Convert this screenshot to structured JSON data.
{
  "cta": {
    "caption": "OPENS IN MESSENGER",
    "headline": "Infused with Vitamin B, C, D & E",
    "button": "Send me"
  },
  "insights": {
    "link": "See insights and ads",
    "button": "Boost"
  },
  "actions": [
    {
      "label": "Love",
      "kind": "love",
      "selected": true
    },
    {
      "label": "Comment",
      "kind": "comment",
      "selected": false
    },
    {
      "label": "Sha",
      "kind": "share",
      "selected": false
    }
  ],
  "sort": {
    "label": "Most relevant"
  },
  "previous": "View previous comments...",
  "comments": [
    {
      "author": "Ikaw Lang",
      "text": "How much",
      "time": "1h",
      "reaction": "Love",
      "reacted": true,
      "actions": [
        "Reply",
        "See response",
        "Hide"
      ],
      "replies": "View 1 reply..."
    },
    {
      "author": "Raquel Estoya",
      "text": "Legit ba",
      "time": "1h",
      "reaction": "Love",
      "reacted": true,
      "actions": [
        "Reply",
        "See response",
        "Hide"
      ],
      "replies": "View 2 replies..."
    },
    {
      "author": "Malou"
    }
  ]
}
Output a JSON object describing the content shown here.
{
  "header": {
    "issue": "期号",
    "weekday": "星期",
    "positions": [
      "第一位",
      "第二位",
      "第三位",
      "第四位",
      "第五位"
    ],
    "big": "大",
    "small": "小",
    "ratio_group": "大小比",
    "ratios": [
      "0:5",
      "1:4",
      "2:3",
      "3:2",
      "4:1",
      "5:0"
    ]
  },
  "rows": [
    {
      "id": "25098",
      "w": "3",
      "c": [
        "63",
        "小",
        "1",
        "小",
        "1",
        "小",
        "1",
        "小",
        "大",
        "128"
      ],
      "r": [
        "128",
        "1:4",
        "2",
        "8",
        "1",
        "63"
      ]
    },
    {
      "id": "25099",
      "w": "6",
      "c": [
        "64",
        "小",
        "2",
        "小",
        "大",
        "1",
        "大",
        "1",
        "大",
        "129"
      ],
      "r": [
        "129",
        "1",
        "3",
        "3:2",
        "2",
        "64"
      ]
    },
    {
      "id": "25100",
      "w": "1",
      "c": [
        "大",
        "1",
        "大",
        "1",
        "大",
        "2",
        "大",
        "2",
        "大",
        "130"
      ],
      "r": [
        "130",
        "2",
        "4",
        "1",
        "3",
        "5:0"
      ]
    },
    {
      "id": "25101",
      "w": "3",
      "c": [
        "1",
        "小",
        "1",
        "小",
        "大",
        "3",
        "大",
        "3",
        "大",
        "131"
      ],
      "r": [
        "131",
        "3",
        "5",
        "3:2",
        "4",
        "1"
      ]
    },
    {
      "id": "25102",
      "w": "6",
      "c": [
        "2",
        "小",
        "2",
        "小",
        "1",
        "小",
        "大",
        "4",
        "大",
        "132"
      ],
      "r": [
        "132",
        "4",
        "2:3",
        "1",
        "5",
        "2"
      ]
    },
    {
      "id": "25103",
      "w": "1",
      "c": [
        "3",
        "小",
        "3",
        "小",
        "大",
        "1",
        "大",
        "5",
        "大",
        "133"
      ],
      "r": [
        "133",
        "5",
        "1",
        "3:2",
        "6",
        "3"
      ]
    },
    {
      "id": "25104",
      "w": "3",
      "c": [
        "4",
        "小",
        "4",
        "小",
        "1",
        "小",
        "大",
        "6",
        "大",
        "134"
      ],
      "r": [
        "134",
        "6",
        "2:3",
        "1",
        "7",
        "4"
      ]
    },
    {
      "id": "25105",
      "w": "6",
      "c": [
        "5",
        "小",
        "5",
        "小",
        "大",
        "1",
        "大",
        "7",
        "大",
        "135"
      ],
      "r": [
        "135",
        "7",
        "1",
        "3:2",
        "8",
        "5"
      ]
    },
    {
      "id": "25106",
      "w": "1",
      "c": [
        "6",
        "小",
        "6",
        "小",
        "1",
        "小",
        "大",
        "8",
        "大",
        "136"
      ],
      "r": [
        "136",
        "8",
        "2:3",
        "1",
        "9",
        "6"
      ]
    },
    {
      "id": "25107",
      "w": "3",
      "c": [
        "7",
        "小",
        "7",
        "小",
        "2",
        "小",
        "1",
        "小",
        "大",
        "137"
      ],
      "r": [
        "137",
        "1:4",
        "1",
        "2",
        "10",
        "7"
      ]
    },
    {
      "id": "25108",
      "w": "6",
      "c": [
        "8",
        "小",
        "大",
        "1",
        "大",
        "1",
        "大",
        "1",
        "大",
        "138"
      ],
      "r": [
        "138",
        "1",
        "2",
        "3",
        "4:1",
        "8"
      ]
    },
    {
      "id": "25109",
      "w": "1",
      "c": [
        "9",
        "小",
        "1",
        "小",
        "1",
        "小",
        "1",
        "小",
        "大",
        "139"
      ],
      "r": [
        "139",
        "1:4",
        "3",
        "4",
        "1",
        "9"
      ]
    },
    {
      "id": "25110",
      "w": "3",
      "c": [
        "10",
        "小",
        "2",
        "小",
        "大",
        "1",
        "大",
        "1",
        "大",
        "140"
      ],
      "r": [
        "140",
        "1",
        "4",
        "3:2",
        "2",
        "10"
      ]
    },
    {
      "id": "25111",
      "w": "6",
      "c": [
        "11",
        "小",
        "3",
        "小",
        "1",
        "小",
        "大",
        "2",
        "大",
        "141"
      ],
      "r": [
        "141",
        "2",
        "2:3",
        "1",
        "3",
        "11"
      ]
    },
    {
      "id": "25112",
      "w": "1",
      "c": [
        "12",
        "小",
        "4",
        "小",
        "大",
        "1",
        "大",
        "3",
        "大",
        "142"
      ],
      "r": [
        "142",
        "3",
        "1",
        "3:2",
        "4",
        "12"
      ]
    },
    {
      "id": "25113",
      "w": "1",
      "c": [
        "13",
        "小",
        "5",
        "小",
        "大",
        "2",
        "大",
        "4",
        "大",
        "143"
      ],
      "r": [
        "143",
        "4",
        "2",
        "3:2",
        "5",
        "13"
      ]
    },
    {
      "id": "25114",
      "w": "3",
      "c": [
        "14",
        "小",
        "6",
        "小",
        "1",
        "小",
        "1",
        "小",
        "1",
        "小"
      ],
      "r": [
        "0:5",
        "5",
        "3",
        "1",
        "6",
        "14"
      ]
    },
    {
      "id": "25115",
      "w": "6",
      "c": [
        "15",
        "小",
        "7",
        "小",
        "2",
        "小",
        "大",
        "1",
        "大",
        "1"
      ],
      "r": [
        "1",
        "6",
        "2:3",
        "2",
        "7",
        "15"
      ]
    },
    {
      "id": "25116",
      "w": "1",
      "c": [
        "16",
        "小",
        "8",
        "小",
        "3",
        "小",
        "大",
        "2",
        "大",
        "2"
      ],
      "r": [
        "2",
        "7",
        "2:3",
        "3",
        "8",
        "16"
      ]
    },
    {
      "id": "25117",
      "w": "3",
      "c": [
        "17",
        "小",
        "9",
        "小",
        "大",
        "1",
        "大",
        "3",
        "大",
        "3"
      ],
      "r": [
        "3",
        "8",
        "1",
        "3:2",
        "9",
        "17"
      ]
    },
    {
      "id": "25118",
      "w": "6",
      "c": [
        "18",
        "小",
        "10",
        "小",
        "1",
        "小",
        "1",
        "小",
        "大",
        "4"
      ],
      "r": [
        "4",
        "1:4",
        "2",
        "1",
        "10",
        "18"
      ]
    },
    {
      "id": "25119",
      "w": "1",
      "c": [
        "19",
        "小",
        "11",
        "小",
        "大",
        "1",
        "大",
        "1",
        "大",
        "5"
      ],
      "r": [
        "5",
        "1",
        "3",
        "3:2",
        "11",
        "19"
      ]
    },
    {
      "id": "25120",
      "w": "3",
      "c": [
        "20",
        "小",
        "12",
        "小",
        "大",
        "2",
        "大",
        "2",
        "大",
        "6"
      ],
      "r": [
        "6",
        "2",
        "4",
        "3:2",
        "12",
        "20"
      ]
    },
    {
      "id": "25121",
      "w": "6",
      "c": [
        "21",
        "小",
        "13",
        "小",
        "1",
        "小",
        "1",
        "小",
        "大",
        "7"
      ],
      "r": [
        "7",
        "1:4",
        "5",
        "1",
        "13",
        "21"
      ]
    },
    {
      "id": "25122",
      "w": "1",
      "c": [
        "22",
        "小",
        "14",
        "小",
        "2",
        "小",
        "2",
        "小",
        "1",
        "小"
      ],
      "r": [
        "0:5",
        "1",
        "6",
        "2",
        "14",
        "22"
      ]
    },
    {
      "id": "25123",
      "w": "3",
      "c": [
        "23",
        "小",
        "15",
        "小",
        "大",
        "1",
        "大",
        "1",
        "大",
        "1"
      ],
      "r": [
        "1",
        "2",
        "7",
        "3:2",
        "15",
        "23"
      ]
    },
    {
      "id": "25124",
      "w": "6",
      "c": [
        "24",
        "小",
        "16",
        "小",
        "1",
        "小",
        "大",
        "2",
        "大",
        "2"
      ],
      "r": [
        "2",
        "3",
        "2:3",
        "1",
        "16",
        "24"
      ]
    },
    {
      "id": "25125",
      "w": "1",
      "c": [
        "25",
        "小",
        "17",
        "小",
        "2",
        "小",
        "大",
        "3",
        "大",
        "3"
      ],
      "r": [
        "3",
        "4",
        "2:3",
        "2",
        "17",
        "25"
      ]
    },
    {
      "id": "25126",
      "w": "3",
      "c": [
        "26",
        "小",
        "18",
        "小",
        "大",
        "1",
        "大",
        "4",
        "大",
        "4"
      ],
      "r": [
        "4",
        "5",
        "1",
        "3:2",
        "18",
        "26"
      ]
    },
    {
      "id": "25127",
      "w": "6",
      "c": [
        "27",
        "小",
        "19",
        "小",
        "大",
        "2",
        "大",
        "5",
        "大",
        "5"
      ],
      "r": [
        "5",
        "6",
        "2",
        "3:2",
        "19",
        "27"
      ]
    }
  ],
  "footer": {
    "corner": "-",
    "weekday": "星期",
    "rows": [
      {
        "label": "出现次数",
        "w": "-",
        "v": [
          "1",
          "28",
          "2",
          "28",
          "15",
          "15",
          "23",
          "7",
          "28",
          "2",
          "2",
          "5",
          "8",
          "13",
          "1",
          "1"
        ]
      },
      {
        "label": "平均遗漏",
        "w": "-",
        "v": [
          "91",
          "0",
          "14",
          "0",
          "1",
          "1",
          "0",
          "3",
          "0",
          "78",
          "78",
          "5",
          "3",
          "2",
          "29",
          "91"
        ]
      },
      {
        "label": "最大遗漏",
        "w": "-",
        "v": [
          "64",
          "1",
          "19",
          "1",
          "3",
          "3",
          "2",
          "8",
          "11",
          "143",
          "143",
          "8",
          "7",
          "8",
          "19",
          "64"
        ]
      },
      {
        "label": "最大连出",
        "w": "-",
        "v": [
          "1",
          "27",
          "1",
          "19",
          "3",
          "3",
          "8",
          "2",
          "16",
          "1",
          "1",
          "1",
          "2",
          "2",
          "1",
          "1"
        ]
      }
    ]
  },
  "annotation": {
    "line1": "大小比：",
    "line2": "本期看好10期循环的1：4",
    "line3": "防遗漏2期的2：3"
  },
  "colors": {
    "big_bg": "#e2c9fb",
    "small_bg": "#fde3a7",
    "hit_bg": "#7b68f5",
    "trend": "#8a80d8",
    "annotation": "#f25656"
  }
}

WRITTEN PROBLEM: Track down every line holding the string "label" and copy it.

EXERCISE OUTPUT:
      "label": "Love",
      "label": "Comment",
      "label": "Sha",
    "label": "Most relevant"
        "label": "出现次数",
        "label": "平均遗漏",
        "label": "最大遗漏",
        "label": "最大连出",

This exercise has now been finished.